Task to carry out:
The records below hold pictures; please leave those out and retype the rest exactly.

Provided records:
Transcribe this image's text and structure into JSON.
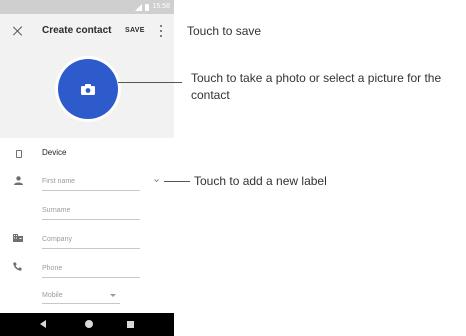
{
  "status_bar": {
    "time": "15:58"
  },
  "header": {
    "title": "Create contact",
    "save_label": "SAVE"
  },
  "account": {
    "label": "Device"
  },
  "fields": {
    "first_name": "First name",
    "surname": "Surname",
    "company": "Company",
    "phone": "Phone",
    "phone_type": "Mobile"
  },
  "callouts": {
    "save": "Touch to save",
    "photo": "Touch to take a photo or select a picture for the contact",
    "label": "Touch to add a new label"
  },
  "colors": {
    "accent": "#2e5bcc",
    "header_bg": "#f2f2f2",
    "status_bar": "#cfcfcf",
    "nav_bar": "#000000"
  },
  "icons": [
    "close-icon",
    "more-icon",
    "camera-icon",
    "device-icon",
    "person-icon",
    "chevron-down-icon",
    "company-icon",
    "phone-icon",
    "back-icon",
    "home-icon",
    "recents-icon"
  ]
}
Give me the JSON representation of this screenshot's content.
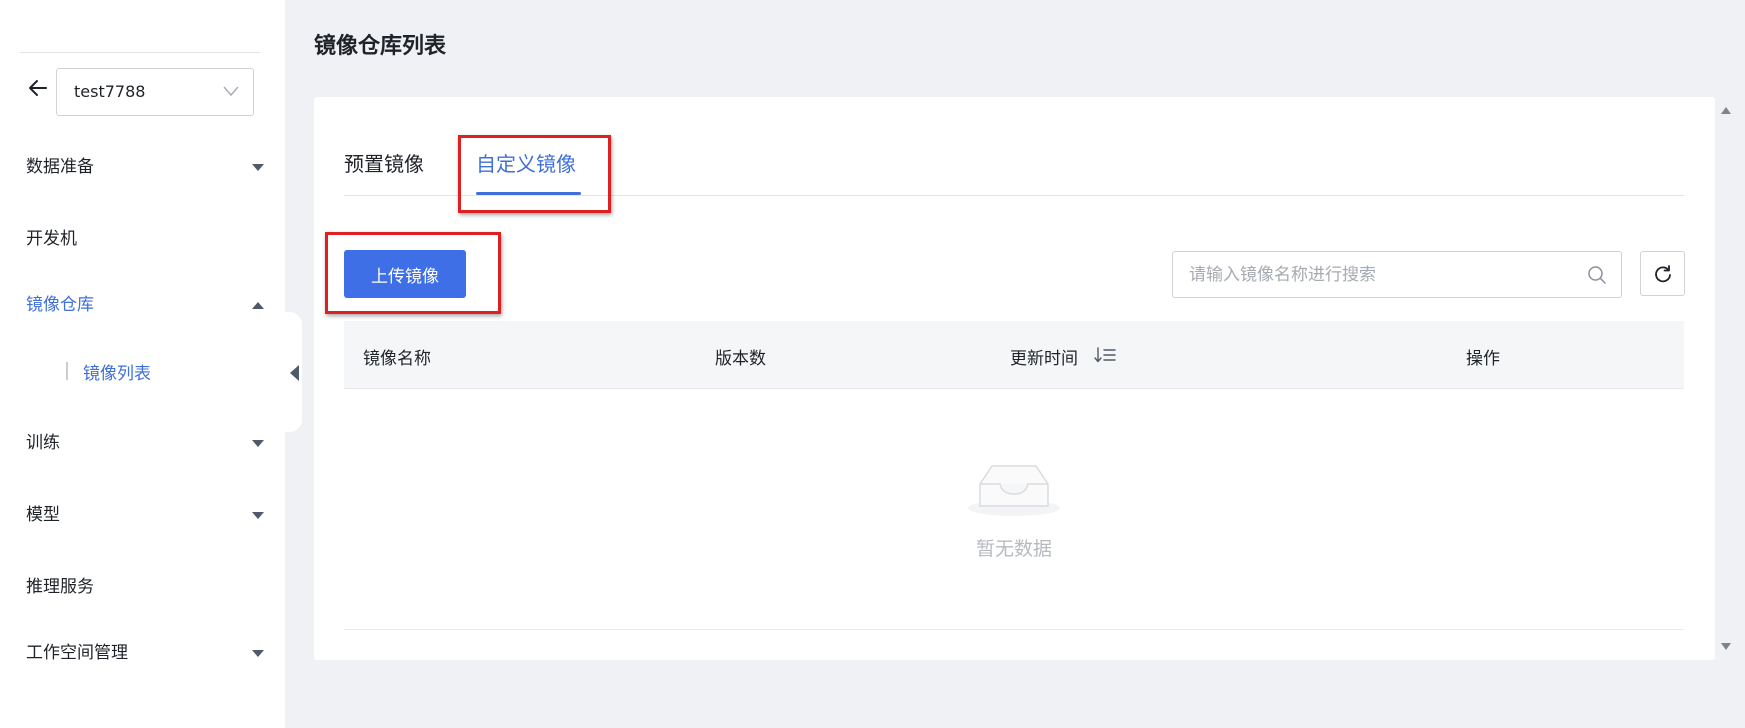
{
  "sidebar": {
    "project_select": {
      "value": "test7788"
    },
    "items": [
      {
        "label": "数据准备",
        "expanded": false
      },
      {
        "label": "开发机"
      },
      {
        "label": "镜像仓库",
        "expanded": true,
        "active": true
      },
      {
        "label": "训练",
        "expanded": false
      },
      {
        "label": "模型",
        "expanded": false
      },
      {
        "label": "推理服务"
      },
      {
        "label": "工作空间管理",
        "expanded": false
      }
    ],
    "sub_item": {
      "label": "镜像列表",
      "active": true
    }
  },
  "page": {
    "title": "镜像仓库列表"
  },
  "tabs": [
    {
      "label": "预置镜像",
      "active": false
    },
    {
      "label": "自定义镜像",
      "active": true
    }
  ],
  "toolbar": {
    "upload_label": "上传镜像",
    "search_placeholder": "请输入镜像名称进行搜索",
    "search_value": ""
  },
  "table": {
    "columns": [
      "镜像名称",
      "版本数",
      "更新时间",
      "操作"
    ],
    "rows": [],
    "empty_text": "暂无数据"
  },
  "colors": {
    "accent": "#3f6fd8",
    "primary_button": "#3f6fe6",
    "highlight_box": "#e02020",
    "background": "#f0f1f4"
  },
  "icons": [
    "arrow-left-icon",
    "chevron-down-icon",
    "caret-down-icon",
    "caret-up-icon",
    "collapse-left-icon",
    "search-icon",
    "refresh-icon",
    "sort-icon",
    "empty-inbox-icon"
  ]
}
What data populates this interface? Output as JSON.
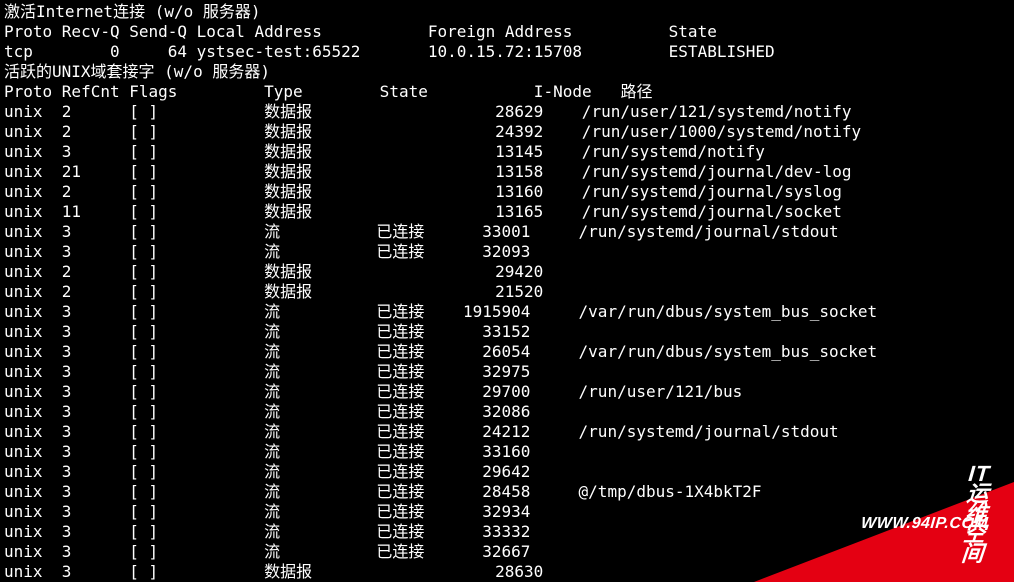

Correct output:
Transcribe this image's text and structure into JSON.
{
  "status_bar": {
    "time": "15:58"
  },
  "header": {
    "title": "Create contact",
    "save_label": "SAVE"
  },
  "account": {
    "label": "Device"
  },
  "fields": {
    "first_name": "First name",
    "surname": "Surname",
    "company": "Company",
    "phone": "Phone",
    "phone_type": "Mobile"
  },
  "callouts": {
    "save": "Touch to save",
    "photo": "Touch to take a photo or select a picture for the contact",
    "label": "Touch to add a new label"
  },
  "colors": {
    "accent": "#2e5bcc",
    "header_bg": "#f2f2f2",
    "status_bar": "#cfcfcf",
    "nav_bar": "#000000"
  },
  "icons": [
    "close-icon",
    "more-icon",
    "camera-icon",
    "device-icon",
    "person-icon",
    "chevron-down-icon",
    "company-icon",
    "phone-icon",
    "back-icon",
    "home-icon",
    "recents-icon"
  ]
}
Give me the JSON representation of this screenshot's content.
{
  "sidebar": {
    "project_select": {
      "value": "test7788"
    },
    "items": [
      {
        "label": "数据准备",
        "expanded": false
      },
      {
        "label": "开发机"
      },
      {
        "label": "镜像仓库",
        "expanded": true,
        "active": true
      },
      {
        "label": "训练",
        "expanded": false
      },
      {
        "label": "模型",
        "expanded": false
      },
      {
        "label": "推理服务"
      },
      {
        "label": "工作空间管理",
        "expanded": false
      }
    ],
    "sub_item": {
      "label": "镜像列表",
      "active": true
    }
  },
  "page": {
    "title": "镜像仓库列表"
  },
  "tabs": [
    {
      "label": "预置镜像",
      "active": false
    },
    {
      "label": "自定义镜像",
      "active": true
    }
  ],
  "toolbar": {
    "upload_label": "上传镜像",
    "search_placeholder": "请输入镜像名称进行搜索",
    "search_value": ""
  },
  "table": {
    "columns": [
      "镜像名称",
      "版本数",
      "更新时间",
      "操作"
    ],
    "rows": [],
    "empty_text": "暂无数据"
  },
  "colors": {
    "accent": "#3f6fd8",
    "primary_button": "#3f6fe6",
    "highlight_box": "#e02020",
    "background": "#f0f1f4"
  },
  "icons": [
    "arrow-left-icon",
    "chevron-down-icon",
    "caret-down-icon",
    "caret-up-icon",
    "collapse-left-icon",
    "search-icon",
    "refresh-icon",
    "sort-icon",
    "empty-inbox-icon"
  ]
}
What data populates this interface? Output as JSON.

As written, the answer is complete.